-- START EXTRACTED INFORMATION --

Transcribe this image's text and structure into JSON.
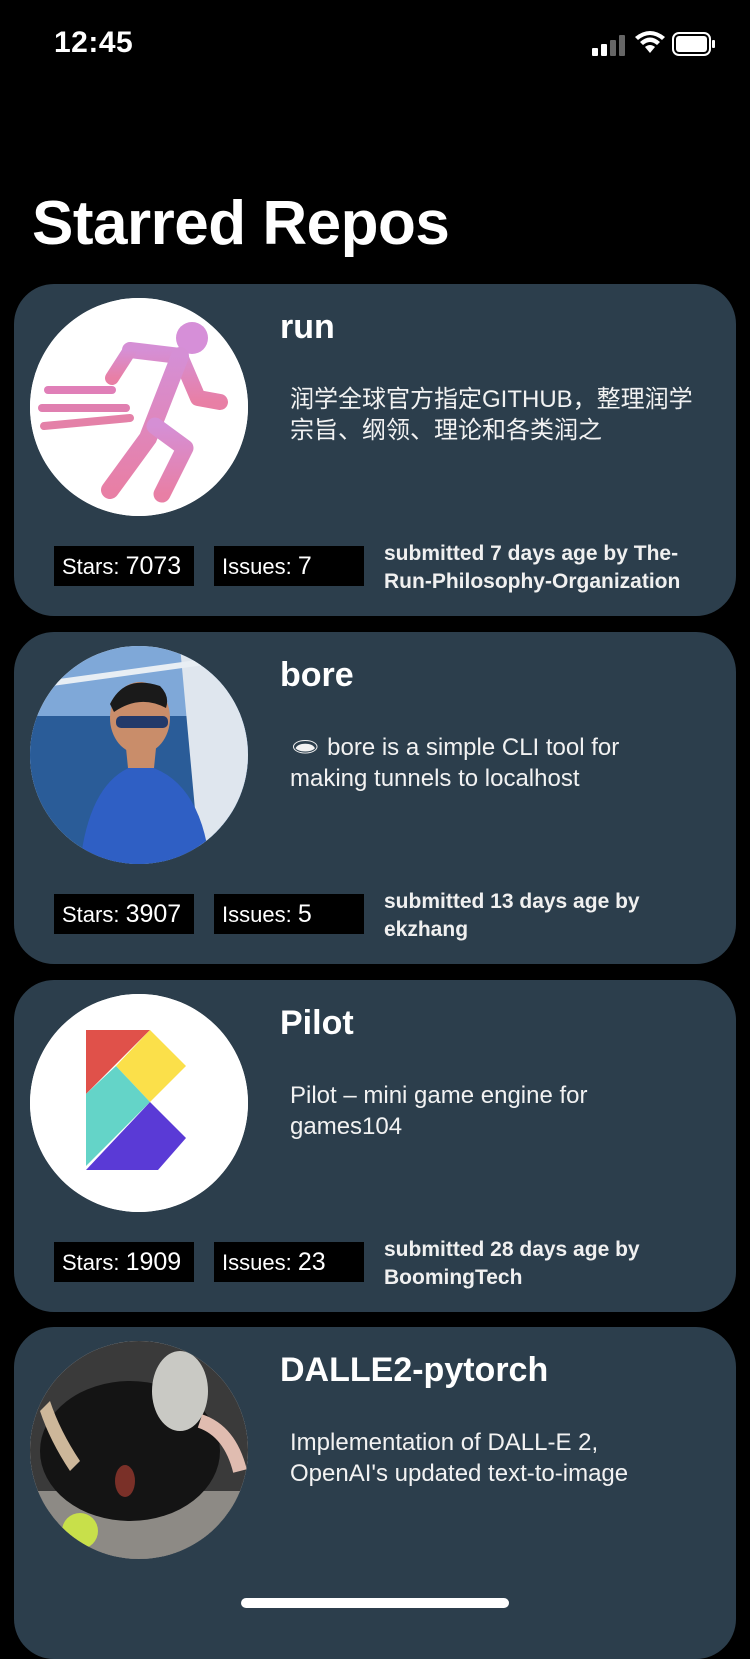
{
  "status_bar": {
    "time": "12:45"
  },
  "page": {
    "title": "Starred Repos"
  },
  "repos": [
    {
      "name": "run",
      "description": "润学全球官方指定GITHUB，整理润学宗旨、纲领、理论和各类润之",
      "stars_label": "Stars: ",
      "stars": "7073",
      "issues_label": "Issues: ",
      "issues": "7",
      "submitted": "submitted 7 days age by The-Run-Philosophy-Organization",
      "avatar_icon": "running-person-icon"
    },
    {
      "name": "bore",
      "description": "🕳 bore is a simple CLI tool for making tunnels to localhost",
      "stars_label": "Stars: ",
      "stars": "3907",
      "issues_label": "Issues: ",
      "issues": "5",
      "submitted": "submitted 13 days age by ekzhang",
      "avatar_icon": "person-photo"
    },
    {
      "name": "Pilot",
      "description": "Pilot – mini game engine for games104",
      "stars_label": "Stars: ",
      "stars": "1909",
      "issues_label": "Issues: ",
      "issues": "23",
      "submitted": "submitted 28 days age by BoomingTech",
      "avatar_icon": "pilot-logo"
    },
    {
      "name": "DALLE2-pytorch",
      "description": "Implementation of DALL-E 2, OpenAI's updated text-to-image",
      "avatar_icon": "dog-photo"
    }
  ],
  "colors": {
    "background": "#000000",
    "card": "#2c3e4c",
    "stat_box": "#000000"
  }
}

-- END EXTRACTED INFORMATION --

▶ _TO BE DONE_:
Look over the material above and show each line where "photo" appears.

▶ _ANSWER IN FULL_:
      "avatar_icon": "person-photo"
      "avatar_icon": "dog-photo"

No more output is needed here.